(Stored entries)
::::::::
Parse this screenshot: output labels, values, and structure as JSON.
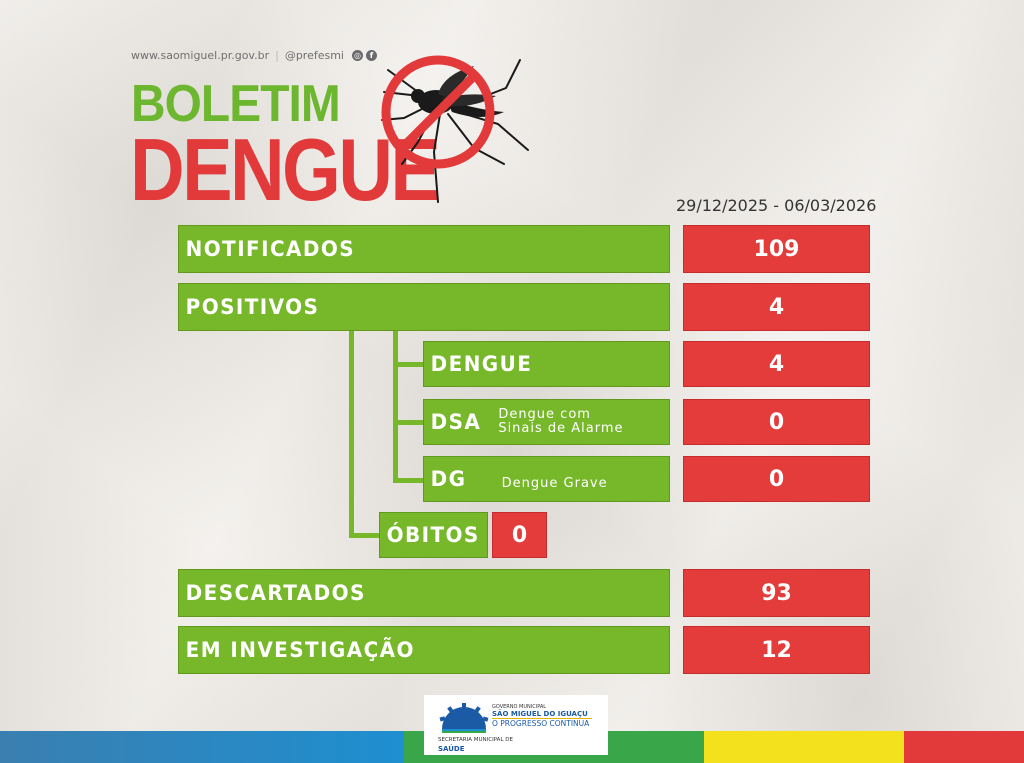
{
  "header": {
    "website": "www.saomiguel.pr.gov.br",
    "separator": "|",
    "social_handle": "@prefesmi",
    "social_icons": [
      "instagram-icon",
      "facebook-icon"
    ],
    "title_line1": "BOLETIM",
    "title_line2": "DENGUE",
    "period": "29/12/2025 - 06/03/2026"
  },
  "rows": {
    "notificados": {
      "label": "NOTIFICADOS",
      "value": "109"
    },
    "positivos": {
      "label": "POSITIVOS",
      "value": "4"
    },
    "dengue": {
      "label": "DENGUE",
      "value": "4"
    },
    "dsa": {
      "label": "DSA",
      "desc_line1": "Dengue com",
      "desc_line2": "Sinais de Alarme",
      "value": "0"
    },
    "dg": {
      "label": "DG",
      "desc": "Dengue Grave",
      "value": "0"
    },
    "obitos": {
      "label": "ÓBITOS",
      "value": "0"
    },
    "descartados": {
      "label": "DESCARTADOS",
      "value": "93"
    },
    "investigacao": {
      "label": "EM INVESTIGAÇÃO",
      "value": "12"
    }
  },
  "logo": {
    "line1": "GOVERNO MUNICIPAL",
    "line2": "SÃO MIGUEL DO IGUAÇU",
    "line3": "O PROGRESSO CONTINUA",
    "line4": "SECRETARIA MUNICIPAL DE",
    "line5": "SAÚDE"
  },
  "colors": {
    "green": "#77b82a",
    "red": "#e43b3b",
    "title_green": "#6db62f",
    "title_red": "#e23a3a",
    "stripes": [
      "#2f6fb6",
      "#1e8fd0",
      "#3aa64a",
      "#f2e11c",
      "#e23a3a"
    ]
  }
}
::::::::
**WHAT THIS TASK INVOLVES:**
Make an exact reproduction of the listing above, without any pictures.

**RIGHT ANSWER:**
Parse this screenshot: output labels, values, and structure as JSON.
{
  "header": {
    "website": "www.saomiguel.pr.gov.br",
    "separator": "|",
    "social_handle": "@prefesmi",
    "social_icons": [
      "instagram-icon",
      "facebook-icon"
    ],
    "title_line1": "BOLETIM",
    "title_line2": "DENGUE",
    "period": "29/12/2025 - 06/03/2026"
  },
  "rows": {
    "notificados": {
      "label": "NOTIFICADOS",
      "value": "109"
    },
    "positivos": {
      "label": "POSITIVOS",
      "value": "4"
    },
    "dengue": {
      "label": "DENGUE",
      "value": "4"
    },
    "dsa": {
      "label": "DSA",
      "desc_line1": "Dengue com",
      "desc_line2": "Sinais de Alarme",
      "value": "0"
    },
    "dg": {
      "label": "DG",
      "desc": "Dengue Grave",
      "value": "0"
    },
    "obitos": {
      "label": "ÓBITOS",
      "value": "0"
    },
    "descartados": {
      "label": "DESCARTADOS",
      "value": "93"
    },
    "investigacao": {
      "label": "EM INVESTIGAÇÃO",
      "value": "12"
    }
  },
  "logo": {
    "line1": "GOVERNO MUNICIPAL",
    "line2": "SÃO MIGUEL DO IGUAÇU",
    "line3": "O PROGRESSO CONTINUA",
    "line4": "SECRETARIA MUNICIPAL DE",
    "line5": "SAÚDE"
  },
  "colors": {
    "green": "#77b82a",
    "red": "#e43b3b",
    "title_green": "#6db62f",
    "title_red": "#e23a3a",
    "stripes": [
      "#2f6fb6",
      "#1e8fd0",
      "#3aa64a",
      "#f2e11c",
      "#e23a3a"
    ]
  }
}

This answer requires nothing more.